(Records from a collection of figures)
********************

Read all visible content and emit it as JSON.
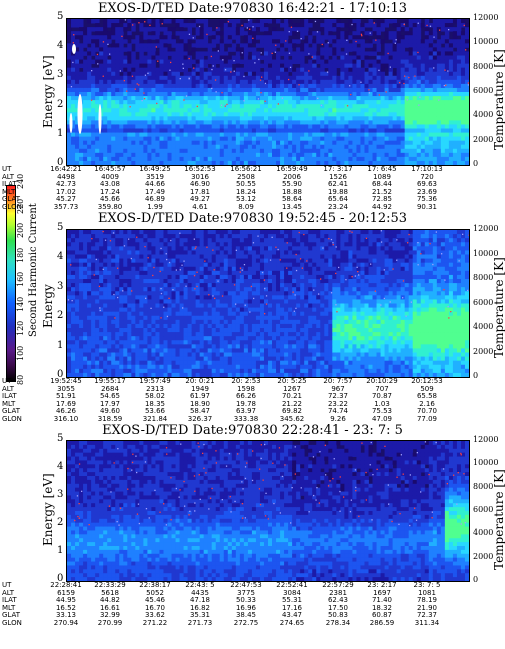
{
  "colorbar": {
    "label": "Second Harmonic Current",
    "ticks": [
      "80",
      "100",
      "120",
      "140",
      "160",
      "180",
      "200",
      "220",
      "240"
    ]
  },
  "chart_data": [
    {
      "type": "heatmap",
      "title": "EXOS-D/TED   Date:970830  16:42:21 - 17:10:13",
      "ylabel": "Energy [eV]",
      "y2label": "Temperature [K]",
      "ylim": [
        0,
        5
      ],
      "y2lim": [
        0,
        12000
      ],
      "yticks": [
        "0",
        "1",
        "2",
        "3",
        "4",
        "5"
      ],
      "y2ticks": [
        "0",
        "2000",
        "4000",
        "6000",
        "8000",
        "10000",
        "12000"
      ],
      "table": {
        "rows": [
          "UT",
          "ALT",
          "ILAT",
          "MLT",
          "GLAT",
          "GLON"
        ],
        "columns": [
          [
            "16:42:21",
            "4498",
            "42.73",
            "17.02",
            "45.27",
            "357.73"
          ],
          [
            "16:45:57",
            "4009",
            "43.08",
            "17.24",
            "45.66",
            "359.80"
          ],
          [
            "16:49:25",
            "3519",
            "44.66",
            "17.49",
            "46.89",
            "1.99"
          ],
          [
            "16:52:53",
            "3016",
            "46.90",
            "17.81",
            "49.27",
            "4.61"
          ],
          [
            "16:56:21",
            "2508",
            "50.55",
            "18.24",
            "53.12",
            "8.09"
          ],
          [
            "16:59:49",
            "2006",
            "55.90",
            "18.88",
            "58.64",
            "13.45"
          ],
          [
            "17: 3:17",
            "1526",
            "62.41",
            "19.88",
            "65.64",
            "23.24"
          ],
          [
            "17: 6:45",
            "1089",
            "68.44",
            "21.52",
            "72.85",
            "44.92"
          ],
          [
            "17:10:13",
            "720",
            "69.63",
            "23.69",
            "75.36",
            "90.31"
          ]
        ]
      }
    },
    {
      "type": "heatmap",
      "title": "EXOS-D/TED   Date:970830  19:52:45 - 20:12:53",
      "ylabel": "Energy",
      "y2label": "Temperature [K]",
      "ylim": [
        0,
        5
      ],
      "y2lim": [
        0,
        12000
      ],
      "yticks": [
        "0",
        "1",
        "2",
        "3",
        "4",
        "5"
      ],
      "y2ticks": [
        "0",
        "2000",
        "4000",
        "6000",
        "8000",
        "10000",
        "12000"
      ],
      "table": {
        "rows": [
          "UT",
          "ALT",
          "ILAT",
          "MLT",
          "GLAT",
          "GLON"
        ],
        "columns": [
          [
            "19:52:45",
            "3055",
            "51.91",
            "17.69",
            "46.26",
            "316.10"
          ],
          [
            "19:55:17",
            "2684",
            "54.65",
            "17.97",
            "49.60",
            "318.59"
          ],
          [
            "19:57:49",
            "2313",
            "58.02",
            "18.35",
            "53.66",
            "321.84"
          ],
          [
            "20: 0:21",
            "1949",
            "61.97",
            "18.90",
            "58.47",
            "326.37"
          ],
          [
            "20: 2:53",
            "1598",
            "66.26",
            "19.78",
            "63.97",
            "333.38"
          ],
          [
            "20: 5:25",
            "1267",
            "70.21",
            "21.22",
            "69.82",
            "345.62"
          ],
          [
            "20: 7:57",
            "967",
            "72.37",
            "23.22",
            "74.74",
            "9.26"
          ],
          [
            "20:10:29",
            "707",
            "70.87",
            "1.03",
            "75.53",
            "47.09"
          ],
          [
            "20:12:53",
            "509",
            "65.58",
            "2.16",
            "70.70",
            "77.09"
          ]
        ]
      }
    },
    {
      "type": "heatmap",
      "title": "EXOS-D/TED   Date:970830  22:28:41 - 23: 7: 5",
      "ylabel": "Energy [eV]",
      "y2label": "Temperature [K]",
      "ylim": [
        0,
        5
      ],
      "y2lim": [
        0,
        12000
      ],
      "yticks": [
        "0",
        "1",
        "2",
        "3",
        "4",
        "5"
      ],
      "y2ticks": [
        "0",
        "2000",
        "4000",
        "6000",
        "8000",
        "10000",
        "12000"
      ],
      "table": {
        "rows": [
          "UT",
          "ALT",
          "ILAT",
          "MLT",
          "GLAT",
          "GLON"
        ],
        "columns": [
          [
            "22:28:41",
            "6159",
            "44.95",
            "16.52",
            "33.13",
            "270.94"
          ],
          [
            "22:33:29",
            "5618",
            "44.82",
            "16.61",
            "32.99",
            "270.99"
          ],
          [
            "22:38:17",
            "5052",
            "45.46",
            "16.70",
            "33.62",
            "271.22"
          ],
          [
            "22:43: 5",
            "4435",
            "47.18",
            "16.82",
            "35.31",
            "271.73"
          ],
          [
            "22:47:53",
            "3775",
            "50.33",
            "16.96",
            "38.45",
            "272.75"
          ],
          [
            "22:52:41",
            "3084",
            "55.31",
            "17.16",
            "43.47",
            "274.65"
          ],
          [
            "22:57:29",
            "2381",
            "62.43",
            "17.50",
            "50.83",
            "278.34"
          ],
          [
            "23: 2:17",
            "1697",
            "71.40",
            "18.32",
            "60.87",
            "286.59"
          ],
          [
            "23: 7: 5",
            "1081",
            "78.19",
            "21.90",
            "72.37",
            "311.34"
          ]
        ]
      }
    }
  ]
}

********************

● Set task: Show all lines from the listing above in which "Date" appears.

● Answer to this exercise:
      "title": "EXOS-D/TED   Date:970830  16:42:21 - 17:10:13",
      "title": "EXOS-D/TED   Date:970830  19:52:45 - 20:12:53",
      "title": "EXOS-D/TED   Date:970830  22:28:41 - 23: 7: 5",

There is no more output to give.